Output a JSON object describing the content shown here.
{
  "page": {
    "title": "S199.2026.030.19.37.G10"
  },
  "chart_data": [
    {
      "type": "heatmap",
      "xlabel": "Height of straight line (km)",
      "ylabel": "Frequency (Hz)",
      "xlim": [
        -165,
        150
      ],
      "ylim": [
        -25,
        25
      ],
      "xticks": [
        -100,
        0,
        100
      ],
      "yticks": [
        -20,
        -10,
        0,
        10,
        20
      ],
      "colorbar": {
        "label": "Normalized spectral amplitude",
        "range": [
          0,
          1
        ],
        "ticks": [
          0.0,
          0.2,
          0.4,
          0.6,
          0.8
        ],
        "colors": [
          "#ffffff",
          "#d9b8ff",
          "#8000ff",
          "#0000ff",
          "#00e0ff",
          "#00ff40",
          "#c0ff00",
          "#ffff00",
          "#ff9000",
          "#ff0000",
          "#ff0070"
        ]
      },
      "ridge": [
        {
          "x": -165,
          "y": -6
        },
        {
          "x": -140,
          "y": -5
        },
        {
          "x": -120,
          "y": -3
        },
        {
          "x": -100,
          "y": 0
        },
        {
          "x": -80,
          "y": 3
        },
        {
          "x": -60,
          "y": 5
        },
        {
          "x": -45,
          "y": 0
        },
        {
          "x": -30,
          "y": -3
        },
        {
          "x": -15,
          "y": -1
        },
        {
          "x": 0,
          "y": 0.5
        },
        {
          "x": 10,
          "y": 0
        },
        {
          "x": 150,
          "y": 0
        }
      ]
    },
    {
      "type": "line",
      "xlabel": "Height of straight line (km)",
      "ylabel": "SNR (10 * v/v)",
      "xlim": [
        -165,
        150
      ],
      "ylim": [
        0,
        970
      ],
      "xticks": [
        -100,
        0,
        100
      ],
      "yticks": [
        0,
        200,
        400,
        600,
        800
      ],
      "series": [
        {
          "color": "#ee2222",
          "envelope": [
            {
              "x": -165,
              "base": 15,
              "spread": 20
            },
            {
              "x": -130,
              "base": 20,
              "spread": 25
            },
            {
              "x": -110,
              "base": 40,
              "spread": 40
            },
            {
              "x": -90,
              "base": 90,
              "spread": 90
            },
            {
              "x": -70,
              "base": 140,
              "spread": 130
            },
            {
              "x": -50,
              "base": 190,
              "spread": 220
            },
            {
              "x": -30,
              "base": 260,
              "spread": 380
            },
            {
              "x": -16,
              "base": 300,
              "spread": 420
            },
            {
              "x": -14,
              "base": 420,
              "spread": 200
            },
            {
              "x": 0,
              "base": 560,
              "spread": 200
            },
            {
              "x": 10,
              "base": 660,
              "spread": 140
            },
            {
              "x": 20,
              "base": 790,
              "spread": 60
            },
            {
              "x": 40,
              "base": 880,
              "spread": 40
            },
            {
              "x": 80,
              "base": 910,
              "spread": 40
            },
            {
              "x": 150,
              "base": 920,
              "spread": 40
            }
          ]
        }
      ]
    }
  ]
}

▬▬▬▬▬▬

> What is asked:
Reproduce each line holding the word "ylabel".

> Task response:
      "ylabel": "Frequency (Hz)",
      "ylabel": "SNR (10 * v/v)",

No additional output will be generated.